> **Required task**: Exactly as written, retype the listing below, omitting the pictures.

> **Supplied records**:

>> start

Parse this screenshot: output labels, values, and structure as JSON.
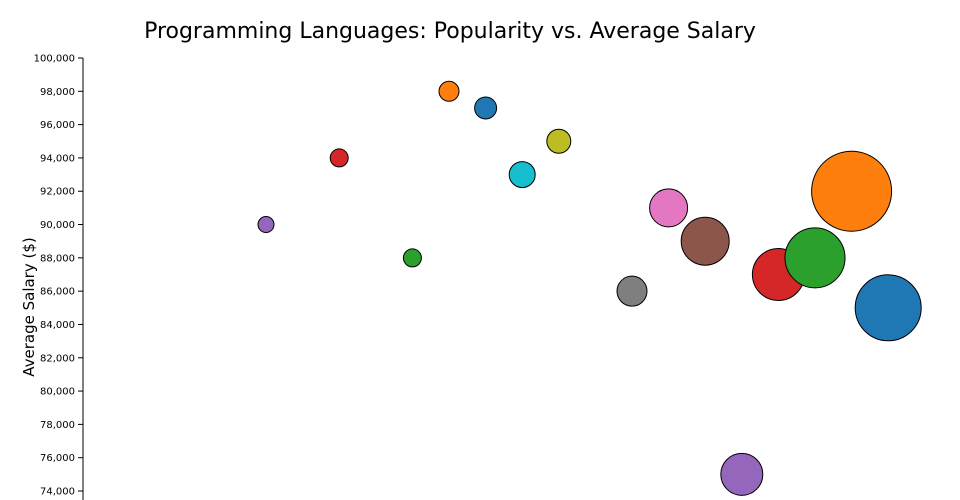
{
  "chart_data": {
    "type": "scatter",
    "title": "Programming Languages: Popularity vs. Average Salary",
    "xlabel": "",
    "ylabel": "Average Salary ($)",
    "ylim": [
      74000,
      100000
    ],
    "y_ticks": [
      "74,000",
      "76,000",
      "78,000",
      "80,000",
      "82,000",
      "84,000",
      "86,000",
      "88,000",
      "90,000",
      "92,000",
      "94,000",
      "96,000",
      "98,000",
      "100,000"
    ],
    "grid": false,
    "legend": "none",
    "points": [
      {
        "x": 5,
        "y": 90000,
        "size": 8,
        "color": "#9467bd"
      },
      {
        "x": 7,
        "y": 94000,
        "size": 9,
        "color": "#d62728"
      },
      {
        "x": 9,
        "y": 88000,
        "size": 9,
        "color": "#2ca02c"
      },
      {
        "x": 10,
        "y": 98000,
        "size": 10,
        "color": "#ff7f0e"
      },
      {
        "x": 11,
        "y": 97000,
        "size": 11,
        "color": "#1f77b4"
      },
      {
        "x": 12,
        "y": 93000,
        "size": 13,
        "color": "#17becf"
      },
      {
        "x": 13,
        "y": 95000,
        "size": 12,
        "color": "#bcbd22"
      },
      {
        "x": 15,
        "y": 86000,
        "size": 15,
        "color": "#7f7f7f"
      },
      {
        "x": 16,
        "y": 91000,
        "size": 19,
        "color": "#e377c2"
      },
      {
        "x": 17,
        "y": 89000,
        "size": 24,
        "color": "#8c564b"
      },
      {
        "x": 18,
        "y": 75000,
        "size": 21,
        "color": "#9467bd"
      },
      {
        "x": 19,
        "y": 87000,
        "size": 26,
        "color": "#d62728"
      },
      {
        "x": 20,
        "y": 88000,
        "size": 30,
        "color": "#2ca02c"
      },
      {
        "x": 21,
        "y": 92000,
        "size": 40,
        "color": "#ff7f0e"
      },
      {
        "x": 22,
        "y": 85000,
        "size": 33,
        "color": "#1f77b4"
      }
    ]
  }
}
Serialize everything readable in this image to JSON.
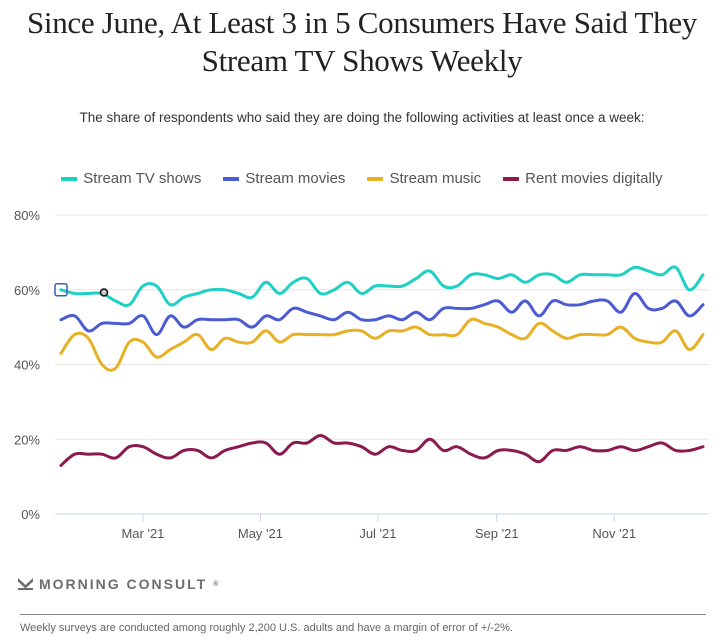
{
  "title": "Since June, At Least 3 in 5 Consumers Have Said They Stream TV Shows Weekly",
  "subtitle": "The share of respondents who said they are doing the following activities at least once a week:",
  "brand": "MORNING CONSULT",
  "brand_mark": "®",
  "footnote": "Weekly surveys are conducted among roughly 2,200 U.S. adults and have a margin of error of +/-2%.",
  "chart_data": {
    "type": "line",
    "title": "Since June, At Least 3 in 5 Consumers Have Said They Stream TV Shows Weekly",
    "subtitle": "The share of respondents who said they are doing the following activities at least once a week:",
    "xlabel": "",
    "ylabel": "",
    "ylim": [
      0,
      80
    ],
    "yticks": [
      0,
      20,
      40,
      60,
      80
    ],
    "ytick_labels": [
      "0%",
      "20%",
      "40%",
      "60%",
      "80%"
    ],
    "x_frequency": "weekly",
    "x_range_weeks": [
      0,
      47
    ],
    "xticks_week_index": [
      6,
      14.6,
      23.2,
      31.9,
      40.5
    ],
    "xtick_labels": [
      "Mar '21",
      "May '21",
      "Jul '21",
      "Sep '21",
      "Nov '21"
    ],
    "grid": true,
    "legend_position": "top-center",
    "series": [
      {
        "name": "Stream TV shows",
        "color": "#1fd1c4",
        "values": [
          60,
          59,
          59,
          59,
          57,
          56,
          61,
          61,
          56,
          58,
          59,
          60,
          60,
          59,
          58,
          62,
          59,
          62,
          63,
          59,
          60,
          62,
          59,
          61,
          61,
          61,
          63,
          65,
          61,
          61,
          64,
          64,
          63,
          64,
          62,
          64,
          64,
          62,
          64,
          64,
          64,
          64,
          66,
          65,
          64,
          66,
          60,
          64
        ]
      },
      {
        "name": "Stream movies",
        "color": "#4a5bd4",
        "values": [
          52,
          53,
          49,
          51,
          51,
          51,
          53,
          48,
          53,
          50,
          52,
          52,
          52,
          52,
          50,
          53,
          52,
          55,
          54,
          53,
          52,
          54,
          52,
          52,
          53,
          52,
          54,
          52,
          55,
          55,
          55,
          56,
          57,
          54,
          57,
          53,
          57,
          56,
          56,
          57,
          57,
          54,
          59,
          55,
          55,
          57,
          53,
          56
        ]
      },
      {
        "name": "Stream music",
        "color": "#e8b024",
        "values": [
          43,
          48,
          47,
          40,
          39,
          46,
          46,
          42,
          44,
          46,
          48,
          44,
          47,
          46,
          46,
          49,
          46,
          48,
          48,
          48,
          48,
          49,
          49,
          47,
          49,
          49,
          50,
          48,
          48,
          48,
          52,
          51,
          50,
          48,
          47,
          51,
          49,
          47,
          48,
          48,
          48,
          50,
          47,
          46,
          46,
          49,
          44,
          48
        ]
      },
      {
        "name": "Rent movies digitally",
        "color": "#8b1a50",
        "values": [
          13,
          16,
          16,
          16,
          15,
          18,
          18,
          16,
          15,
          17,
          17,
          15,
          17,
          18,
          19,
          19,
          16,
          19,
          19,
          21,
          19,
          19,
          18,
          16,
          18,
          17,
          17,
          20,
          17,
          18,
          16,
          15,
          17,
          17,
          16,
          14,
          17,
          17,
          18,
          17,
          17,
          18,
          17,
          18,
          19,
          17,
          17,
          18
        ]
      }
    ],
    "annotations": [
      {
        "type": "hover-marker-square",
        "series": "Stream TV shows",
        "week_index": 0
      },
      {
        "type": "hover-marker-circle",
        "series": "Stream TV shows",
        "week_index": 3
      }
    ]
  }
}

>> end

> **Output of the exercise**:
Parse this screenshot: output labels, values, and structure as JSON.
{
  "chart_data": {
    "type": "scatter",
    "title": "Programming Languages: Popularity vs. Average Salary",
    "xlabel": "",
    "ylabel": "Average Salary ($)",
    "ylim": [
      74000,
      100000
    ],
    "y_ticks": [
      "74,000",
      "76,000",
      "78,000",
      "80,000",
      "82,000",
      "84,000",
      "86,000",
      "88,000",
      "90,000",
      "92,000",
      "94,000",
      "96,000",
      "98,000",
      "100,000"
    ],
    "grid": false,
    "legend": "none",
    "points": [
      {
        "x": 5,
        "y": 90000,
        "size": 8,
        "color": "#9467bd"
      },
      {
        "x": 7,
        "y": 94000,
        "size": 9,
        "color": "#d62728"
      },
      {
        "x": 9,
        "y": 88000,
        "size": 9,
        "color": "#2ca02c"
      },
      {
        "x": 10,
        "y": 98000,
        "size": 10,
        "color": "#ff7f0e"
      },
      {
        "x": 11,
        "y": 97000,
        "size": 11,
        "color": "#1f77b4"
      },
      {
        "x": 12,
        "y": 93000,
        "size": 13,
        "color": "#17becf"
      },
      {
        "x": 13,
        "y": 95000,
        "size": 12,
        "color": "#bcbd22"
      },
      {
        "x": 15,
        "y": 86000,
        "size": 15,
        "color": "#7f7f7f"
      },
      {
        "x": 16,
        "y": 91000,
        "size": 19,
        "color": "#e377c2"
      },
      {
        "x": 17,
        "y": 89000,
        "size": 24,
        "color": "#8c564b"
      },
      {
        "x": 18,
        "y": 75000,
        "size": 21,
        "color": "#9467bd"
      },
      {
        "x": 19,
        "y": 87000,
        "size": 26,
        "color": "#d62728"
      },
      {
        "x": 20,
        "y": 88000,
        "size": 30,
        "color": "#2ca02c"
      },
      {
        "x": 21,
        "y": 92000,
        "size": 40,
        "color": "#ff7f0e"
      },
      {
        "x": 22,
        "y": 85000,
        "size": 33,
        "color": "#1f77b4"
      }
    ]
  }
}
Serialize everything readable in this image to JSON.
{
  "title": "Since June, At Least 3 in 5 Consumers Have Said They Stream TV Shows Weekly",
  "subtitle": "The share of respondents who said they are doing the following activities at least once a week:",
  "brand": "MORNING CONSULT",
  "brand_mark": "®",
  "footnote": "Weekly surveys are conducted among roughly 2,200 U.S. adults and have a margin of error of +/-2%.",
  "chart_data": {
    "type": "line",
    "title": "Since June, At Least 3 in 5 Consumers Have Said They Stream TV Shows Weekly",
    "subtitle": "The share of respondents who said they are doing the following activities at least once a week:",
    "xlabel": "",
    "ylabel": "",
    "ylim": [
      0,
      80
    ],
    "yticks": [
      0,
      20,
      40,
      60,
      80
    ],
    "ytick_labels": [
      "0%",
      "20%",
      "40%",
      "60%",
      "80%"
    ],
    "x_frequency": "weekly",
    "x_range_weeks": [
      0,
      47
    ],
    "xticks_week_index": [
      6,
      14.6,
      23.2,
      31.9,
      40.5
    ],
    "xtick_labels": [
      "Mar '21",
      "May '21",
      "Jul '21",
      "Sep '21",
      "Nov '21"
    ],
    "grid": true,
    "legend_position": "top-center",
    "series": [
      {
        "name": "Stream TV shows",
        "color": "#1fd1c4",
        "values": [
          60,
          59,
          59,
          59,
          57,
          56,
          61,
          61,
          56,
          58,
          59,
          60,
          60,
          59,
          58,
          62,
          59,
          62,
          63,
          59,
          60,
          62,
          59,
          61,
          61,
          61,
          63,
          65,
          61,
          61,
          64,
          64,
          63,
          64,
          62,
          64,
          64,
          62,
          64,
          64,
          64,
          64,
          66,
          65,
          64,
          66,
          60,
          64
        ]
      },
      {
        "name": "Stream movies",
        "color": "#4a5bd4",
        "values": [
          52,
          53,
          49,
          51,
          51,
          51,
          53,
          48,
          53,
          50,
          52,
          52,
          52,
          52,
          50,
          53,
          52,
          55,
          54,
          53,
          52,
          54,
          52,
          52,
          53,
          52,
          54,
          52,
          55,
          55,
          55,
          56,
          57,
          54,
          57,
          53,
          57,
          56,
          56,
          57,
          57,
          54,
          59,
          55,
          55,
          57,
          53,
          56
        ]
      },
      {
        "name": "Stream music",
        "color": "#e8b024",
        "values": [
          43,
          48,
          47,
          40,
          39,
          46,
          46,
          42,
          44,
          46,
          48,
          44,
          47,
          46,
          46,
          49,
          46,
          48,
          48,
          48,
          48,
          49,
          49,
          47,
          49,
          49,
          50,
          48,
          48,
          48,
          52,
          51,
          50,
          48,
          47,
          51,
          49,
          47,
          48,
          48,
          48,
          50,
          47,
          46,
          46,
          49,
          44,
          48
        ]
      },
      {
        "name": "Rent movies digitally",
        "color": "#8b1a50",
        "values": [
          13,
          16,
          16,
          16,
          15,
          18,
          18,
          16,
          15,
          17,
          17,
          15,
          17,
          18,
          19,
          19,
          16,
          19,
          19,
          21,
          19,
          19,
          18,
          16,
          18,
          17,
          17,
          20,
          17,
          18,
          16,
          15,
          17,
          17,
          16,
          14,
          17,
          17,
          18,
          17,
          17,
          18,
          17,
          18,
          19,
          17,
          17,
          18
        ]
      }
    ],
    "annotations": [
      {
        "type": "hover-marker-square",
        "series": "Stream TV shows",
        "week_index": 0
      },
      {
        "type": "hover-marker-circle",
        "series": "Stream TV shows",
        "week_index": 3
      }
    ]
  }
}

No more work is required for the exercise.